Copy all entries without alteration and skip the pictures they hold.

— start of DATASET —

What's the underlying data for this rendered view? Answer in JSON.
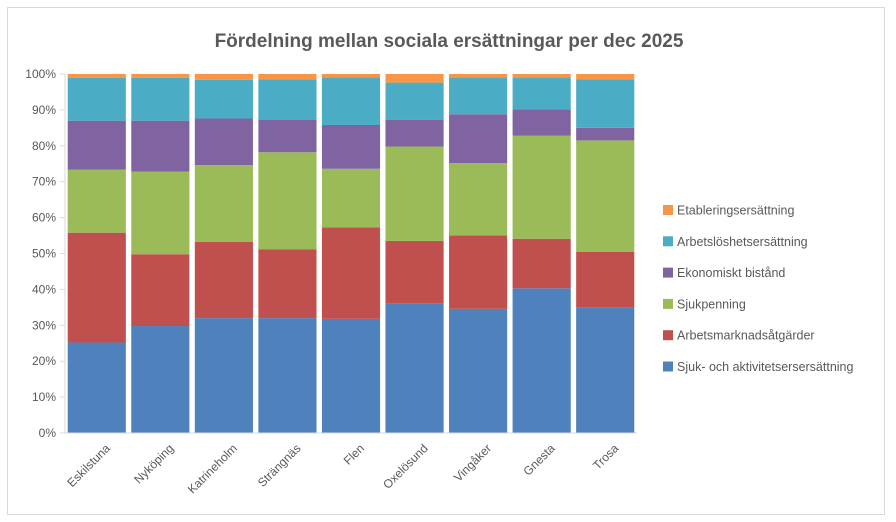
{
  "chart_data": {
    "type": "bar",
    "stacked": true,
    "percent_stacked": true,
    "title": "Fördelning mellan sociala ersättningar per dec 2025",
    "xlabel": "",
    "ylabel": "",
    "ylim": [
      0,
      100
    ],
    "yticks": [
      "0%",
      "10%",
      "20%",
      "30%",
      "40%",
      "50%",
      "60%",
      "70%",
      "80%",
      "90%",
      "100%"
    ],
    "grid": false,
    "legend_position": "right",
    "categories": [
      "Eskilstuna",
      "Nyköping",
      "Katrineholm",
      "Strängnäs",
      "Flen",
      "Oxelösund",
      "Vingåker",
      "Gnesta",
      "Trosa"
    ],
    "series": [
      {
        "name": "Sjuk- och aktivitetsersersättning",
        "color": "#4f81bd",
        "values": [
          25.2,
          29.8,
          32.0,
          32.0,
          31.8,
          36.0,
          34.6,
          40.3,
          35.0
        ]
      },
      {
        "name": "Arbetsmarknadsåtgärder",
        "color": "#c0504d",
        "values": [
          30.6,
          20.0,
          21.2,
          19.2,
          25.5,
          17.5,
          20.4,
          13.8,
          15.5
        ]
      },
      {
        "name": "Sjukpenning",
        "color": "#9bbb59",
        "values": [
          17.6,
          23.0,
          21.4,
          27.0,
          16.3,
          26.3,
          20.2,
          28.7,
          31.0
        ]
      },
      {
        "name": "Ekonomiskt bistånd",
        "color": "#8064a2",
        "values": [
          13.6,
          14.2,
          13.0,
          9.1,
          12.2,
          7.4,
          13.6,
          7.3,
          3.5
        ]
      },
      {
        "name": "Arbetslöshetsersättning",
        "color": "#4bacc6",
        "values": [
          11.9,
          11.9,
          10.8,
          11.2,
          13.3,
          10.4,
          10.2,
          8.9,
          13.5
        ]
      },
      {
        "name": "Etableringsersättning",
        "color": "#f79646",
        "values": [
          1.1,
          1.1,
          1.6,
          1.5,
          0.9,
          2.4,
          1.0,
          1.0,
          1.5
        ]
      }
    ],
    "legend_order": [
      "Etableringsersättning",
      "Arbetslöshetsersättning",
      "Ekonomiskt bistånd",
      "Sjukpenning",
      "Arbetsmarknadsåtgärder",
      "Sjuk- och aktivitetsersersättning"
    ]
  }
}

— end of DATASET —

* _RESULT_:
What's the underlying data for this rendered view? Answer in JSON.
{
  "chart_data": {
    "type": "bar",
    "stacked": true,
    "percent_stacked": true,
    "title": "Fördelning mellan sociala ersättningar per dec 2025",
    "xlabel": "",
    "ylabel": "",
    "ylim": [
      0,
      100
    ],
    "yticks": [
      "0%",
      "10%",
      "20%",
      "30%",
      "40%",
      "50%",
      "60%",
      "70%",
      "80%",
      "90%",
      "100%"
    ],
    "grid": false,
    "legend_position": "right",
    "categories": [
      "Eskilstuna",
      "Nyköping",
      "Katrineholm",
      "Strängnäs",
      "Flen",
      "Oxelösund",
      "Vingåker",
      "Gnesta",
      "Trosa"
    ],
    "series": [
      {
        "name": "Sjuk- och aktivitetsersersättning",
        "color": "#4f81bd",
        "values": [
          25.2,
          29.8,
          32.0,
          32.0,
          31.8,
          36.0,
          34.6,
          40.3,
          35.0
        ]
      },
      {
        "name": "Arbetsmarknadsåtgärder",
        "color": "#c0504d",
        "values": [
          30.6,
          20.0,
          21.2,
          19.2,
          25.5,
          17.5,
          20.4,
          13.8,
          15.5
        ]
      },
      {
        "name": "Sjukpenning",
        "color": "#9bbb59",
        "values": [
          17.6,
          23.0,
          21.4,
          27.0,
          16.3,
          26.3,
          20.2,
          28.7,
          31.0
        ]
      },
      {
        "name": "Ekonomiskt bistånd",
        "color": "#8064a2",
        "values": [
          13.6,
          14.2,
          13.0,
          9.1,
          12.2,
          7.4,
          13.6,
          7.3,
          3.5
        ]
      },
      {
        "name": "Arbetslöshetsersättning",
        "color": "#4bacc6",
        "values": [
          11.9,
          11.9,
          10.8,
          11.2,
          13.3,
          10.4,
          10.2,
          8.9,
          13.5
        ]
      },
      {
        "name": "Etableringsersättning",
        "color": "#f79646",
        "values": [
          1.1,
          1.1,
          1.6,
          1.5,
          0.9,
          2.4,
          1.0,
          1.0,
          1.5
        ]
      }
    ],
    "legend_order": [
      "Etableringsersättning",
      "Arbetslöshetsersättning",
      "Ekonomiskt bistånd",
      "Sjukpenning",
      "Arbetsmarknadsåtgärder",
      "Sjuk- och aktivitetsersersättning"
    ]
  }
}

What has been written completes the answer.